Task to carry out :: Every line below that mentions the word "JSON" should be copied out.

Listed records ::
⁂
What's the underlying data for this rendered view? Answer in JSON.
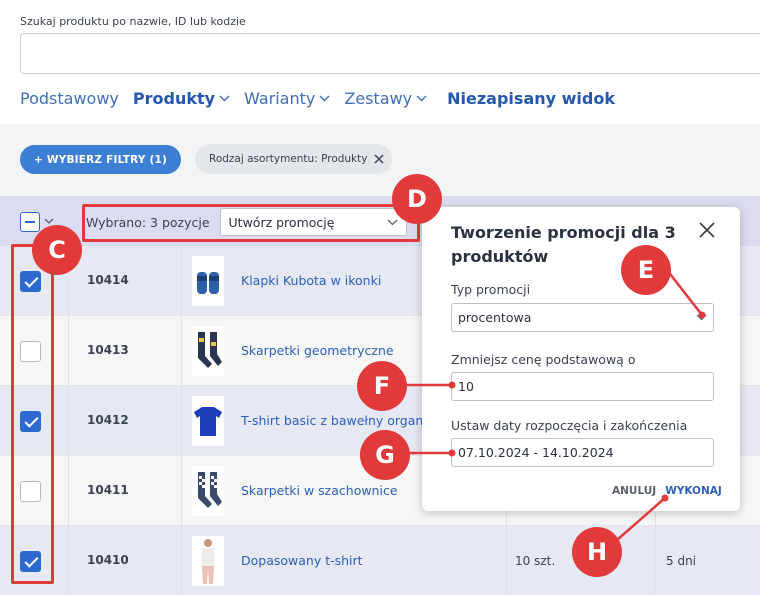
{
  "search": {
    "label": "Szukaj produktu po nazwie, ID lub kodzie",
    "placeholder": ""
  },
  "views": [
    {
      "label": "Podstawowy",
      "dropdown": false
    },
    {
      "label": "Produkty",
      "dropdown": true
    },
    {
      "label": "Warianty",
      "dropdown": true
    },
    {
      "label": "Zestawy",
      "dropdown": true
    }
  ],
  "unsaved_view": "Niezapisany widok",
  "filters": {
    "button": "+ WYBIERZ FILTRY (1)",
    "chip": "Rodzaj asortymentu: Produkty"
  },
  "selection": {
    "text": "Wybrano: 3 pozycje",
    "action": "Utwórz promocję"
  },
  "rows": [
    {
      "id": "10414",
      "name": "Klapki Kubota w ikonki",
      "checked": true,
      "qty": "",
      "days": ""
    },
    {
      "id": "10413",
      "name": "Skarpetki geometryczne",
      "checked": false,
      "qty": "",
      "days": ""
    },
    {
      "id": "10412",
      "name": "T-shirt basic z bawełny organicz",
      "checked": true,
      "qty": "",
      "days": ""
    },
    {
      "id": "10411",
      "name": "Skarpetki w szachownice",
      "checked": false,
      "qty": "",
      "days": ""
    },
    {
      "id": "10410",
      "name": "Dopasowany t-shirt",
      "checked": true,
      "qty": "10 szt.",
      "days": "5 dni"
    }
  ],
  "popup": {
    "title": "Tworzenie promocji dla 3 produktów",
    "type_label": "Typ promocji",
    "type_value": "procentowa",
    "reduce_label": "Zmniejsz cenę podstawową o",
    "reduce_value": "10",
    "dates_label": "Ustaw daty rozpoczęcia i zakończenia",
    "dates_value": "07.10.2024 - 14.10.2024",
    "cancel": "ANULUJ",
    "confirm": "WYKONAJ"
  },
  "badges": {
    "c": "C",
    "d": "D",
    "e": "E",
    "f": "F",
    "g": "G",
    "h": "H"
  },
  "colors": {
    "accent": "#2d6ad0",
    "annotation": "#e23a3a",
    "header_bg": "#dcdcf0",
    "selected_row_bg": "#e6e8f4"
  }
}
⁂
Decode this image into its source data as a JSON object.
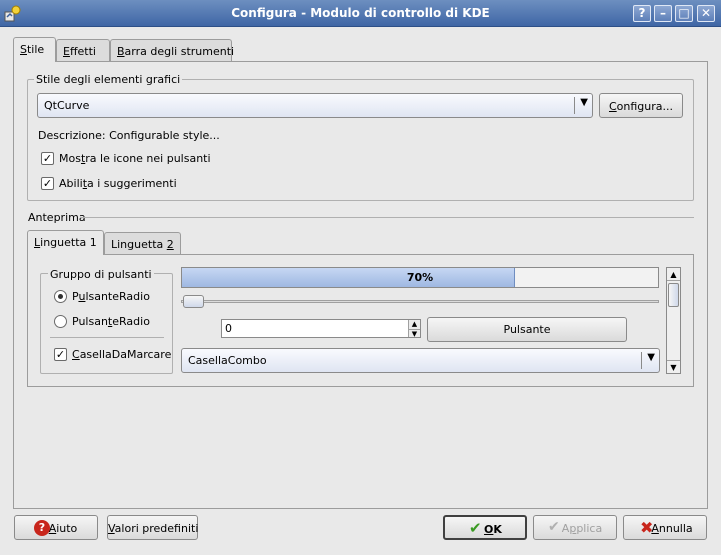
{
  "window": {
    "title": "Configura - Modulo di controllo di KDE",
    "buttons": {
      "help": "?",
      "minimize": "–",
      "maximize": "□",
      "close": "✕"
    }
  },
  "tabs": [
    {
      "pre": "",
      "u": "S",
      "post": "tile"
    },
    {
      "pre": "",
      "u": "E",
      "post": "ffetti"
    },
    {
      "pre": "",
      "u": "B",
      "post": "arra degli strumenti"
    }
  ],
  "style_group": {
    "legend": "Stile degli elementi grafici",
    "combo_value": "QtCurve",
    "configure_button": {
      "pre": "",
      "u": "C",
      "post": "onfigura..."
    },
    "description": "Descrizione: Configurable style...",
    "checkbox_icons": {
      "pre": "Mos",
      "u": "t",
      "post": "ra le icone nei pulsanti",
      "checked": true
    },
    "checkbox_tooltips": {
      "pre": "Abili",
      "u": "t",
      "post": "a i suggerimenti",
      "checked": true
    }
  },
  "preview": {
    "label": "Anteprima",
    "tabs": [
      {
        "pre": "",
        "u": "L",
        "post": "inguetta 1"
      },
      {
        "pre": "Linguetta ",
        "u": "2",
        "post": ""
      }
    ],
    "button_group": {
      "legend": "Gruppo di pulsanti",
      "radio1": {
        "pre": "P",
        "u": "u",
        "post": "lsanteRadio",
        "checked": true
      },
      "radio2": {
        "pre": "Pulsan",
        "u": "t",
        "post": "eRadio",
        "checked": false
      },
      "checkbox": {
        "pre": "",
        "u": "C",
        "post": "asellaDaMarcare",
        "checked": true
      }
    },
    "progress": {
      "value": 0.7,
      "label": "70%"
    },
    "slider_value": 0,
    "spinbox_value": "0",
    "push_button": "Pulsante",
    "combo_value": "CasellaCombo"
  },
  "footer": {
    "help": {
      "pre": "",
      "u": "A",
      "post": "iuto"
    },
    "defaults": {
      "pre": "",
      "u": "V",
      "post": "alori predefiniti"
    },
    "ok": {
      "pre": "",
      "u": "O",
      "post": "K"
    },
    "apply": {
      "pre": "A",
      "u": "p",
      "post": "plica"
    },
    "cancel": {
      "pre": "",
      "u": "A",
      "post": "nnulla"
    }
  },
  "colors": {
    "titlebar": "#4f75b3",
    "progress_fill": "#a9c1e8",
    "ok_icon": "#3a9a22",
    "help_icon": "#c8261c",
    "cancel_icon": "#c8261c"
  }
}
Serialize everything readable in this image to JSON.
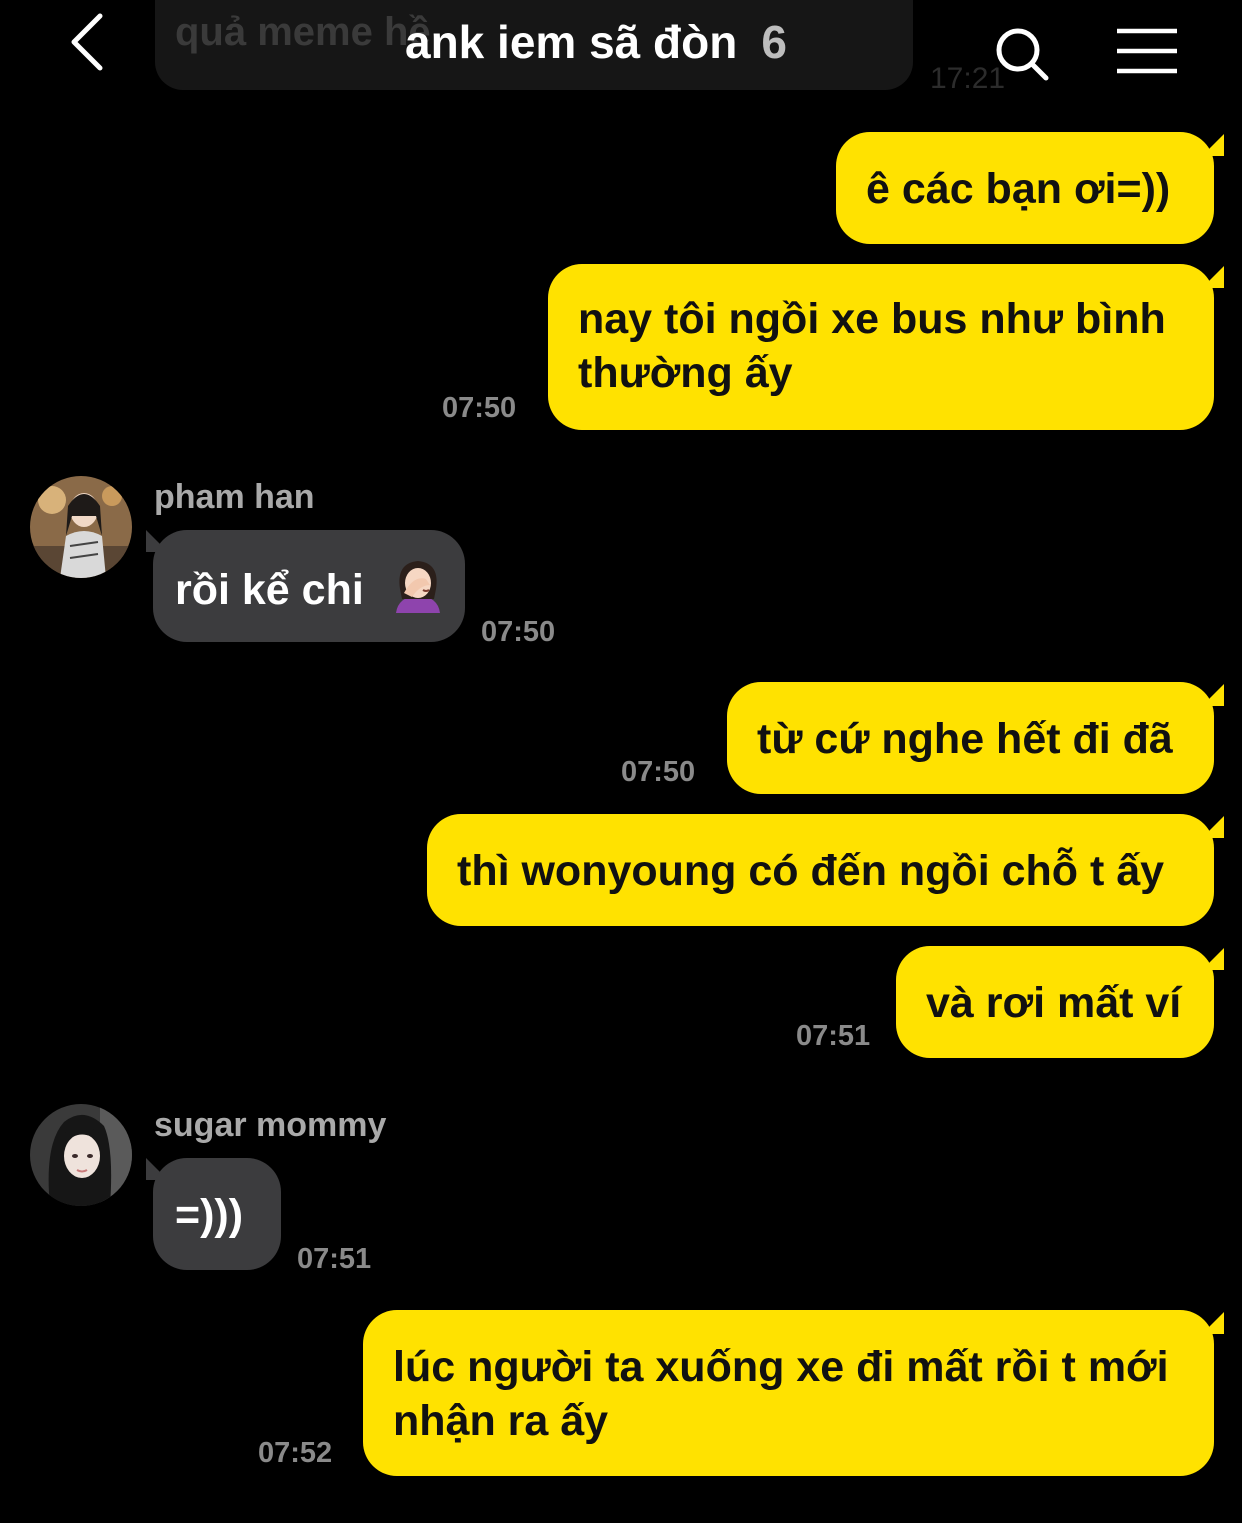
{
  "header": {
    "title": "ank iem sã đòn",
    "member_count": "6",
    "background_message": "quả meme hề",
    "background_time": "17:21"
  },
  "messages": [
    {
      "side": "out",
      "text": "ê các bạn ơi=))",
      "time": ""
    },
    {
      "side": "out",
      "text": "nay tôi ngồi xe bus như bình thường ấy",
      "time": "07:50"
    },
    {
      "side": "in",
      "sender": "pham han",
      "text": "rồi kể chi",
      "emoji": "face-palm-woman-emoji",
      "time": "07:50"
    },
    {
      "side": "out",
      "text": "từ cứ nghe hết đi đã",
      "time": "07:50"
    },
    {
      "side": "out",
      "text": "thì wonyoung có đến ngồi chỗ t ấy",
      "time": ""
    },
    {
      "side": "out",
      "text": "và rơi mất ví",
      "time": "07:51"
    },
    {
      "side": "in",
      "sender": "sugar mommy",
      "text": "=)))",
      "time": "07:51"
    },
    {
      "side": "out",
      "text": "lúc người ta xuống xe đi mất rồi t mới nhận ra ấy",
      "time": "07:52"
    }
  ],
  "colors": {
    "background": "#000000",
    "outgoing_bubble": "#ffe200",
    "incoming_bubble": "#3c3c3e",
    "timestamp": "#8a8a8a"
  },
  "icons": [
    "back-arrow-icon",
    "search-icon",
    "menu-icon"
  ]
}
⁂
Worked solution ::
What's the underlying data for this rendered view? Answer in JSON.
Decode this image into its source data as a JSON object.
Serialize everything readable in this image to JSON.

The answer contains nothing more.